▸ Task details: Find and copy every line in the records that includes the string "ребенка".

========

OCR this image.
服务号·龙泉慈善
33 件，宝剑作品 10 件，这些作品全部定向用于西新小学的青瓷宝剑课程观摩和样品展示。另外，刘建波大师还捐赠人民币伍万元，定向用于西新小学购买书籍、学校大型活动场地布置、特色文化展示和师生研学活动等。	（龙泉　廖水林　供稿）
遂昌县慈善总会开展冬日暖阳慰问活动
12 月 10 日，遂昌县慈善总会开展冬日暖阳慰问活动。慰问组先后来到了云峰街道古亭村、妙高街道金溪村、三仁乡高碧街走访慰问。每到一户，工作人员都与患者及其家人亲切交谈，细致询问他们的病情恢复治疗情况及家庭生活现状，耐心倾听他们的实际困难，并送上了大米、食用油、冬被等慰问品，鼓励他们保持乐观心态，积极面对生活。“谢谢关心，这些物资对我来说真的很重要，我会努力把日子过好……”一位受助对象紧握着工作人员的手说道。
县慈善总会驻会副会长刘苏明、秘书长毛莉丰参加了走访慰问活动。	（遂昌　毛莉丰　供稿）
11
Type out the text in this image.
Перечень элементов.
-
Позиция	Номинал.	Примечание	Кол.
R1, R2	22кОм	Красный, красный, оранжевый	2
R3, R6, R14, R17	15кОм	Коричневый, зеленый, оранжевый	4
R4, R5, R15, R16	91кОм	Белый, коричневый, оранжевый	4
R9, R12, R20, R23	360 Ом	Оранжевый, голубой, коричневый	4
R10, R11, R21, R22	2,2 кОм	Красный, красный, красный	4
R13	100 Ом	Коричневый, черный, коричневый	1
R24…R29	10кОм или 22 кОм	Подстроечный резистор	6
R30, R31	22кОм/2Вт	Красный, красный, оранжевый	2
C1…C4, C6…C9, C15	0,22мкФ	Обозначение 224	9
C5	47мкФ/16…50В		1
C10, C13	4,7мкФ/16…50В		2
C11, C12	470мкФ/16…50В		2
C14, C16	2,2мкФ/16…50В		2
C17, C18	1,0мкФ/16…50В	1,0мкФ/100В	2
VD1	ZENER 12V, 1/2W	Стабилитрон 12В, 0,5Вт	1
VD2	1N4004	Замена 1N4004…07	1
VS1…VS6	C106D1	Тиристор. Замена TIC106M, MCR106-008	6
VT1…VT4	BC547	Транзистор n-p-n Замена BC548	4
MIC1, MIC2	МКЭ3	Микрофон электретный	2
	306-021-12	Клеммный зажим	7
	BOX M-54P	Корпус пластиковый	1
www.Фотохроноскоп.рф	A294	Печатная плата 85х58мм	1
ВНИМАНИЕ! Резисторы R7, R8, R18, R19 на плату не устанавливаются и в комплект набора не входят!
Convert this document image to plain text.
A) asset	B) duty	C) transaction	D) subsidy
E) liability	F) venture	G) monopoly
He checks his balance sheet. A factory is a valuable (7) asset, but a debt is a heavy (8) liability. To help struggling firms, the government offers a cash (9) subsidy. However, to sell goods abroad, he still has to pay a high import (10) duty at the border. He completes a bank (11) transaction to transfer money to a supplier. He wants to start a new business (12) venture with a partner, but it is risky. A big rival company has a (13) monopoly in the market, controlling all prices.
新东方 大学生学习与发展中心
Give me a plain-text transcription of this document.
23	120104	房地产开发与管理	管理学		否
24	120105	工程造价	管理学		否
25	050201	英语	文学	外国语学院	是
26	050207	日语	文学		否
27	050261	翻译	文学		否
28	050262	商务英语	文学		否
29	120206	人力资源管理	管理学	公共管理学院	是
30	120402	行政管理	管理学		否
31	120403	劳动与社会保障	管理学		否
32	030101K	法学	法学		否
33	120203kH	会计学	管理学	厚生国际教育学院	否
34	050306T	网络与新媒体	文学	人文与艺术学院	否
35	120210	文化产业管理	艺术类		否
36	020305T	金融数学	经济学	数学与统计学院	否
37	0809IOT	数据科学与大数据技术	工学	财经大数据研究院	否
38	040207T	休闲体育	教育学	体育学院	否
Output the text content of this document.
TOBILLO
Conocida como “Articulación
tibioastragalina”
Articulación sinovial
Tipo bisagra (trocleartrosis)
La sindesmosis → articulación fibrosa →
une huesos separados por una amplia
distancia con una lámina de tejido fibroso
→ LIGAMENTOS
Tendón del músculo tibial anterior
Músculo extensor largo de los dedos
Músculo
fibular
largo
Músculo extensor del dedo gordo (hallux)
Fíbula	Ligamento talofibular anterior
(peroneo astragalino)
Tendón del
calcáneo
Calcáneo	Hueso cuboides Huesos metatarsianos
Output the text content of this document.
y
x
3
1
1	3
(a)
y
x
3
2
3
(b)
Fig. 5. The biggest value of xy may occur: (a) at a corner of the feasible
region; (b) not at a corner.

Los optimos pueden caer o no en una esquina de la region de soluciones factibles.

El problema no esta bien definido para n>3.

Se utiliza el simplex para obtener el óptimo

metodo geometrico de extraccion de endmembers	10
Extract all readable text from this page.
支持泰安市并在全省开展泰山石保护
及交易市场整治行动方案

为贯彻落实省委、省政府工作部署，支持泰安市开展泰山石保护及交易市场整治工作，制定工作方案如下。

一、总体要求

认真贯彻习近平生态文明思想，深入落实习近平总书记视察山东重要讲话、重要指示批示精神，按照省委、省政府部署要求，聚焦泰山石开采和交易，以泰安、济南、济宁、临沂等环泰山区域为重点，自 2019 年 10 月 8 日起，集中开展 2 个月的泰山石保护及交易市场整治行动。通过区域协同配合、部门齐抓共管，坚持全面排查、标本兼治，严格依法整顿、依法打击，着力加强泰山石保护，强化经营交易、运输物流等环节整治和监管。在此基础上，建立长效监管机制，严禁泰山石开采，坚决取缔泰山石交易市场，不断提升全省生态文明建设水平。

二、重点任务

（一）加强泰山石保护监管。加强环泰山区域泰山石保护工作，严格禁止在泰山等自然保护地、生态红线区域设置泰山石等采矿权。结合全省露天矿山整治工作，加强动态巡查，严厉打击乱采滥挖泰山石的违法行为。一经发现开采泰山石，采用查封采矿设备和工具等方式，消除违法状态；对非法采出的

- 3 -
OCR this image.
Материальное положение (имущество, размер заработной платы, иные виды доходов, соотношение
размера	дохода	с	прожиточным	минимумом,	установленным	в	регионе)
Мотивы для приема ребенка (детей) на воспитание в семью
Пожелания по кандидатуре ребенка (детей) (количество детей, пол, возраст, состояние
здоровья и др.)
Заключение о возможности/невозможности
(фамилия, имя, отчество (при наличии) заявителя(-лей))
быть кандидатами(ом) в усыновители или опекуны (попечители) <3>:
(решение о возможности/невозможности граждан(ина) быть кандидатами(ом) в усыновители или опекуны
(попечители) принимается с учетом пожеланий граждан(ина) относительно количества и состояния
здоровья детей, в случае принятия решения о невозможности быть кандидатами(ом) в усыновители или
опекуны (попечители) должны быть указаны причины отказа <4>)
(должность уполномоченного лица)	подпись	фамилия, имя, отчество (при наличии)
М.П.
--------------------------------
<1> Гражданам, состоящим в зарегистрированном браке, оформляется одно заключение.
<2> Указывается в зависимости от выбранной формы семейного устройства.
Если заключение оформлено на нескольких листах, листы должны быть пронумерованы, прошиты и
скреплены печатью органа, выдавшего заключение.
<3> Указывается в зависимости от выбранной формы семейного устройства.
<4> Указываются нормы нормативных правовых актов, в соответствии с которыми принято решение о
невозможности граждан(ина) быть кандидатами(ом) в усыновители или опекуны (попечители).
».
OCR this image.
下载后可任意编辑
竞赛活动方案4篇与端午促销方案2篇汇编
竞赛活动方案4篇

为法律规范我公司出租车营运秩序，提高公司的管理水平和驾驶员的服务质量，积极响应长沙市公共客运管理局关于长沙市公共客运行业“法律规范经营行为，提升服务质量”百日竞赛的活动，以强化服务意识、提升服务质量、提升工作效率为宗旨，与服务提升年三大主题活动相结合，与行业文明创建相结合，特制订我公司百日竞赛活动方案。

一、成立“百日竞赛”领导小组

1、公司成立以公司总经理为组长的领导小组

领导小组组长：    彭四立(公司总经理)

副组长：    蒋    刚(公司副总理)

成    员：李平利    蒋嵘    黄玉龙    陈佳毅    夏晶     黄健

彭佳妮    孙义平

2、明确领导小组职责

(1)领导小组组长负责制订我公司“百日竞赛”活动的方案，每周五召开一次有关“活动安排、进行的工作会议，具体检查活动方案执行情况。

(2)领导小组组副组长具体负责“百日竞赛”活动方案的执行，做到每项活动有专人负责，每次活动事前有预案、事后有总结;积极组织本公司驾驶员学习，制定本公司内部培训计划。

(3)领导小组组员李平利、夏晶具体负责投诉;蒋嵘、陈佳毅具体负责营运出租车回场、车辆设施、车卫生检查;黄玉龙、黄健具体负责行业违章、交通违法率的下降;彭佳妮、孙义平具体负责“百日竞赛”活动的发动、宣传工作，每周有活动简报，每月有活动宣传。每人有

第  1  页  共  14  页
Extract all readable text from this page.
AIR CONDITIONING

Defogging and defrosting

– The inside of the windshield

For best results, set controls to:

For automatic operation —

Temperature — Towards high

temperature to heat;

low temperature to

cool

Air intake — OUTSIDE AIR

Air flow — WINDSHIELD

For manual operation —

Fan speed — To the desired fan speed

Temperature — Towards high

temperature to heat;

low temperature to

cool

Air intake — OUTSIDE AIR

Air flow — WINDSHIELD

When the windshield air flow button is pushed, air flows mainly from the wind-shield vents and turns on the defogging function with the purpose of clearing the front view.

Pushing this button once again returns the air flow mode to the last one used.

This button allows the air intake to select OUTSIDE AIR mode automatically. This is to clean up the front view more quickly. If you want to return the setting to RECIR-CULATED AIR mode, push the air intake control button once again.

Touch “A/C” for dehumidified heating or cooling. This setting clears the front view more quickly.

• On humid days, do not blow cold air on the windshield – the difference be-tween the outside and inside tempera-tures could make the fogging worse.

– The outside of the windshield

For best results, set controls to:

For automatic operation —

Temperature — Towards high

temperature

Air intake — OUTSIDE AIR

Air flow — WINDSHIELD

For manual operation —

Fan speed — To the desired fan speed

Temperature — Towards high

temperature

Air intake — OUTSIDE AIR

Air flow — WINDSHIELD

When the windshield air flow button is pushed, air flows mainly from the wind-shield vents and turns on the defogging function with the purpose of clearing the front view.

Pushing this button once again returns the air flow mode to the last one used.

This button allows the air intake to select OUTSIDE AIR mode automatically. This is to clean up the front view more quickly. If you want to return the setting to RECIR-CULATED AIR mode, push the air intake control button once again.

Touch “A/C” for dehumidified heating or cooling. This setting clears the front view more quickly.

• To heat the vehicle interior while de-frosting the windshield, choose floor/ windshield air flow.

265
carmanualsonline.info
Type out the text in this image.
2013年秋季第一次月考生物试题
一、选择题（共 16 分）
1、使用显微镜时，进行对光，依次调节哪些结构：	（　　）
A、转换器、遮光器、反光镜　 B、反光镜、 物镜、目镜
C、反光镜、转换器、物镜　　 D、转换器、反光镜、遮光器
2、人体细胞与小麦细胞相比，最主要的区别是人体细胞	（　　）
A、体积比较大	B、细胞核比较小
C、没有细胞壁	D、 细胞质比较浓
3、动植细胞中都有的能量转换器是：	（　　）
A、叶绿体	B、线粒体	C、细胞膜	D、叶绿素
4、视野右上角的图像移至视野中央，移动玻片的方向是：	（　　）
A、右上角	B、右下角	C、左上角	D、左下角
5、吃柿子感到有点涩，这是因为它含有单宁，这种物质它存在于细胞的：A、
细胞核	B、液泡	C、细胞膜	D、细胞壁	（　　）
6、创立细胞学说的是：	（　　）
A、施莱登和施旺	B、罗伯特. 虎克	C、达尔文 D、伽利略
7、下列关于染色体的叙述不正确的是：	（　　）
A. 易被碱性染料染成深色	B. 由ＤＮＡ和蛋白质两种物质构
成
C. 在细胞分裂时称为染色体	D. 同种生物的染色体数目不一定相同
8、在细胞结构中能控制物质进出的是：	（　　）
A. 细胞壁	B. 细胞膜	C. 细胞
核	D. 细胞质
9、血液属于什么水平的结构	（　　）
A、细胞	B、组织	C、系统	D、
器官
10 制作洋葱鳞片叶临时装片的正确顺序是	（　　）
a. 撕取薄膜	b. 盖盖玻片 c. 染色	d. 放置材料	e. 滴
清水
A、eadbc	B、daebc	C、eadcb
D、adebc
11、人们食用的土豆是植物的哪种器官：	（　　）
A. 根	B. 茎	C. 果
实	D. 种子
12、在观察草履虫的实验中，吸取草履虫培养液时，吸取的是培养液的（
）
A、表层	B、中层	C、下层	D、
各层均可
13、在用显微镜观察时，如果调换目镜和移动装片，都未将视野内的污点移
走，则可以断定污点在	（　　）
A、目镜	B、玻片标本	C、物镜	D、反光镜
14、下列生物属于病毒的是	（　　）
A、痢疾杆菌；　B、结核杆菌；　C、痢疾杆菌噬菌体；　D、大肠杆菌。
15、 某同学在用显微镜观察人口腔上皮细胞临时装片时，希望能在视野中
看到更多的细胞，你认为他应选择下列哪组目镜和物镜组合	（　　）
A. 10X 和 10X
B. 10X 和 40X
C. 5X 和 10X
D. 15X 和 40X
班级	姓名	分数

========

▸ Exercise solution:
Мотивы для приема ребенка (детей) на воспитание в семью
Пожелания по кандидатуре ребенка (детей) (количество детей, пол, возраст, состояние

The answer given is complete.